### [Task to complete]
Return all lines with the word "ffffff" in them.
-- begin --
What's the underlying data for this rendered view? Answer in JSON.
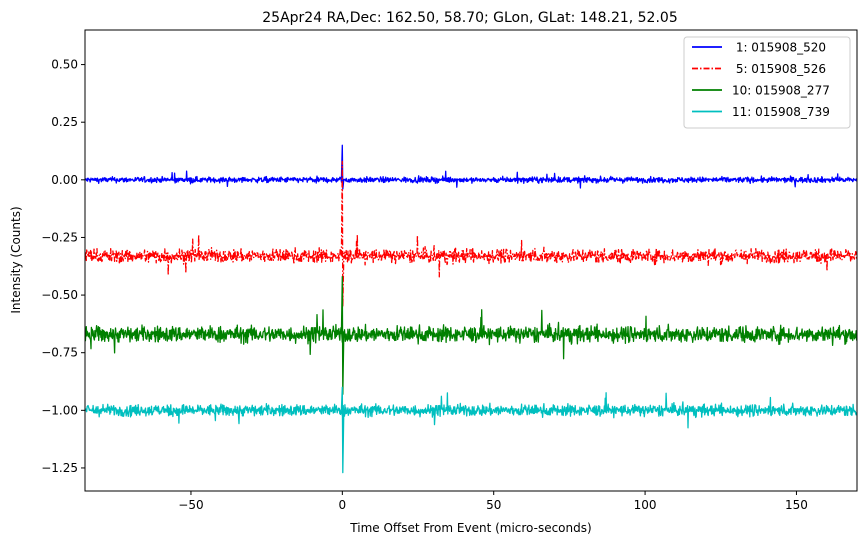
{
  "chart_data": {
    "type": "line",
    "title": "25Apr24 RA,Dec:  162.50,  58.70; GLon, GLat:  148.21,  52.05",
    "xlabel": "Time Offset From Event (micro-seconds)",
    "ylabel": "Intensity (Counts)",
    "xlim": [
      -85,
      170
    ],
    "ylim": [
      -1.35,
      0.65
    ],
    "xticks": [
      -50,
      0,
      50,
      100,
      150
    ],
    "xtick_labels": [
      "−50",
      "0",
      "50",
      "100",
      "150"
    ],
    "yticks": [
      0.5,
      0.25,
      0.0,
      -0.25,
      -0.5,
      -0.75,
      -1.0,
      -1.25
    ],
    "ytick_labels": [
      "0.50",
      "0.25",
      "0.00",
      "−0.25",
      "−0.50",
      "−0.75",
      "−1.00",
      "−1.25"
    ],
    "grid": false,
    "legend_position": "top-right",
    "event_time": 0,
    "series": [
      {
        "name": " 1: 015908_520",
        "color": "#0000ff",
        "linestyle": "solid",
        "baseline": 0.0,
        "noise": 0.012,
        "spike_peak": 0.15,
        "spike_trough": -0.04
      },
      {
        "name": " 5: 015908_526",
        "color": "#ff0000",
        "linestyle": "dashdot",
        "baseline": -0.33,
        "noise": 0.03,
        "spike_peak": 0.08,
        "spike_trough": -0.55
      },
      {
        "name": "10: 015908_277",
        "color": "#008000",
        "linestyle": "solid",
        "baseline": -0.67,
        "noise": 0.035,
        "spike_peak": -0.42,
        "spike_trough": -0.93
      },
      {
        "name": "11: 015908_739",
        "color": "#00bfbf",
        "linestyle": "solid",
        "baseline": -1.0,
        "noise": 0.025,
        "spike_peak": -0.9,
        "spike_trough": -1.27
      }
    ]
  }
}
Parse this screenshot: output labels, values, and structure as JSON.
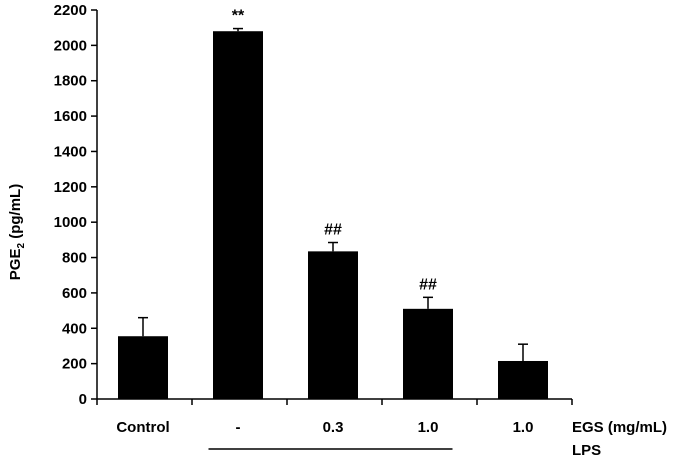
{
  "chart_data": {
    "type": "bar",
    "categories": [
      "Control",
      "-",
      "0.3",
      "1.0",
      "1.0"
    ],
    "values": [
      355,
      2080,
      835,
      510,
      215
    ],
    "errors": [
      105,
      15,
      50,
      65,
      95
    ],
    "annotations": [
      "",
      "**",
      "##",
      "##",
      ""
    ],
    "ylabel": {
      "prefix": "PGE",
      "subscript": "2",
      "suffix": " (pg/mL)"
    },
    "ylim": [
      0,
      2200
    ],
    "yticks": [
      0,
      200,
      400,
      600,
      800,
      1000,
      1200,
      1400,
      1600,
      1800,
      2000,
      2200
    ],
    "x_side_label": "EGS (mg/mL)",
    "group_label": "LPS",
    "group_span": [
      1,
      3
    ],
    "bar_color": "#000000",
    "grid": false,
    "legend": "none"
  }
}
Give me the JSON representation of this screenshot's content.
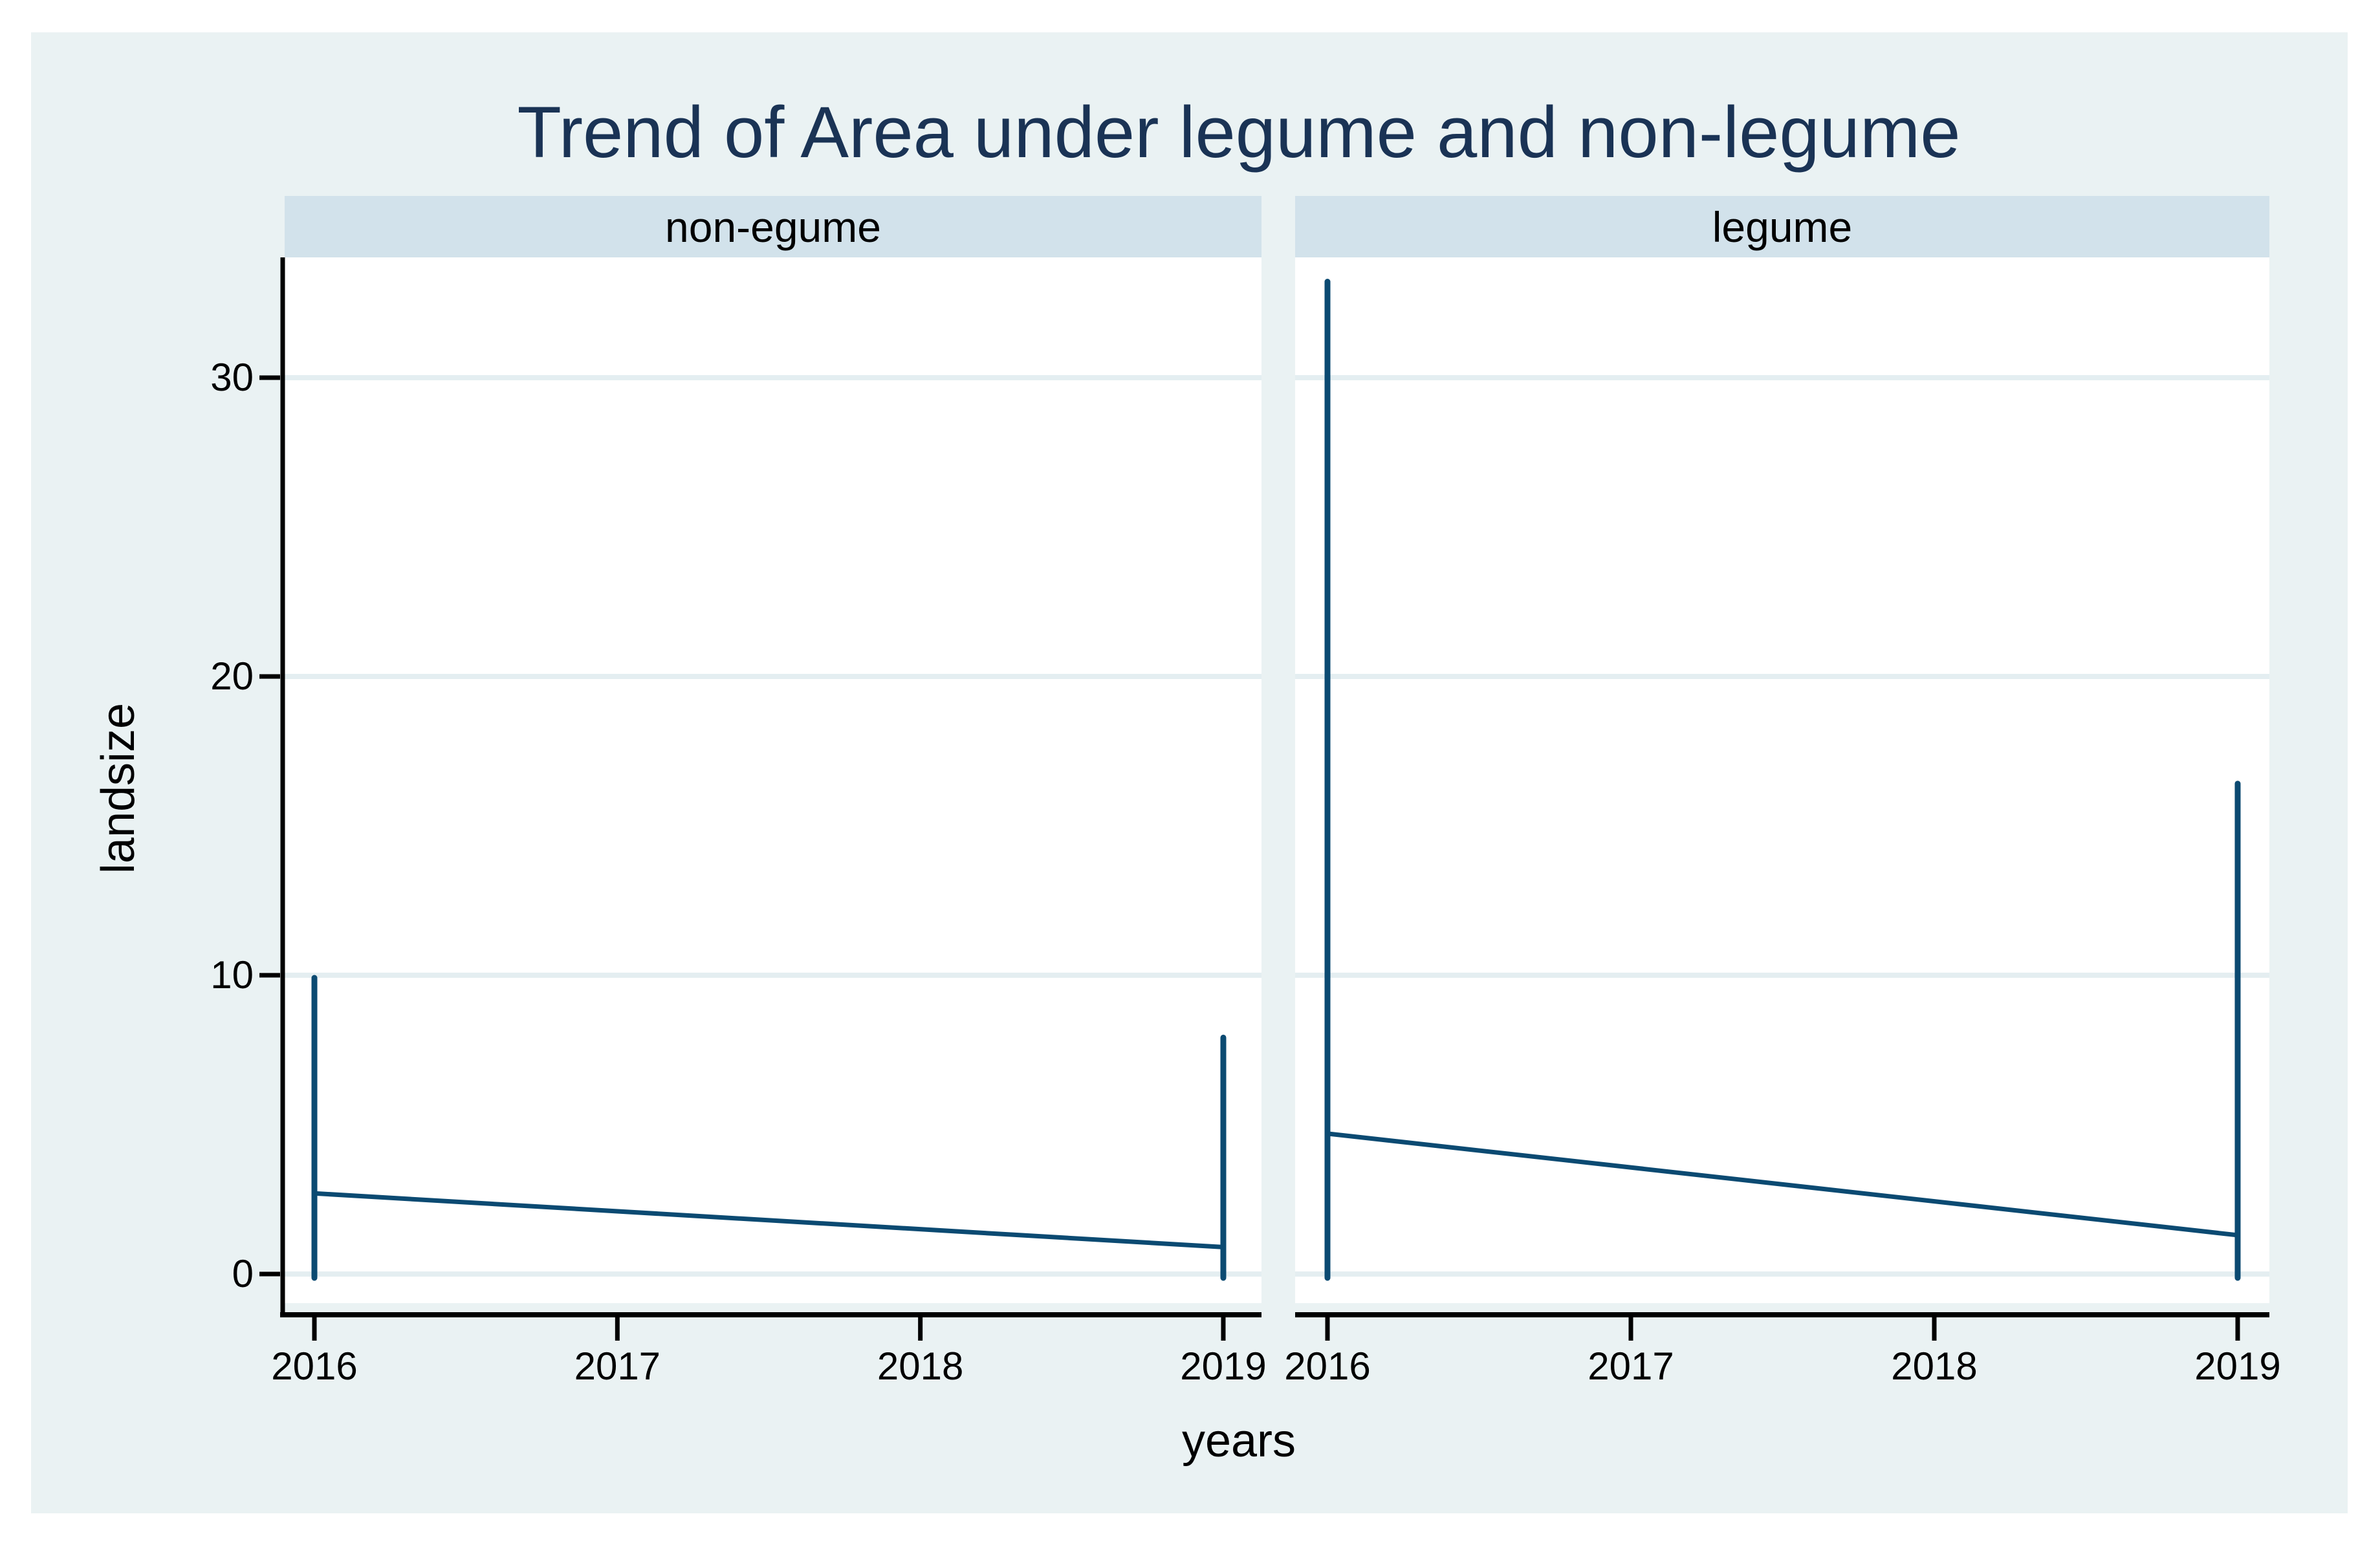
{
  "graph": {
    "title": "Trend of Area under legume and non-legume",
    "y_axis_title": "landsize",
    "x_axis_title": "years",
    "panel_headers": [
      "non-egume",
      "legume"
    ]
  },
  "chart_data": {
    "type": "line",
    "title": "Trend of Area under legume and non-legume",
    "xlabel": "years",
    "ylabel": "landsize",
    "x_ticks": [
      2016,
      2017,
      2018,
      2019
    ],
    "y_ticks": [
      0,
      10,
      20,
      30
    ],
    "xlim": [
      2015.9,
      2019.1
    ],
    "ylim": [
      -1,
      34
    ],
    "grid": true,
    "legend": "none",
    "panels": [
      {
        "label": "non-egume",
        "trend_line": {
          "x": [
            2016,
            2019
          ],
          "y": [
            2.7,
            0.9
          ]
        },
        "spikes": [
          {
            "x": 2016,
            "y_min": 0,
            "y_max": 10
          },
          {
            "x": 2019,
            "y_min": 0,
            "y_max": 8
          }
        ]
      },
      {
        "label": "legume",
        "trend_line": {
          "x": [
            2016,
            2019
          ],
          "y": [
            4.7,
            1.3
          ]
        },
        "spikes": [
          {
            "x": 2016,
            "y_min": 0,
            "y_max": 33.3
          },
          {
            "x": 2019,
            "y_min": 0,
            "y_max": 16.5
          }
        ]
      }
    ]
  },
  "colors": {
    "page_background": "#ffffff",
    "graph_background": "#eaf2f3",
    "panel_header_background": "#d2e2eb",
    "plot_background": "#ffffff",
    "gridline": "#e4eef1",
    "axis": "#000000",
    "title_text": "#1a3355",
    "data_line": "#0b4a72"
  }
}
-- end --
### [Final answer]
    "page_background": "#ffffff",
    "plot_background": "#ffffff",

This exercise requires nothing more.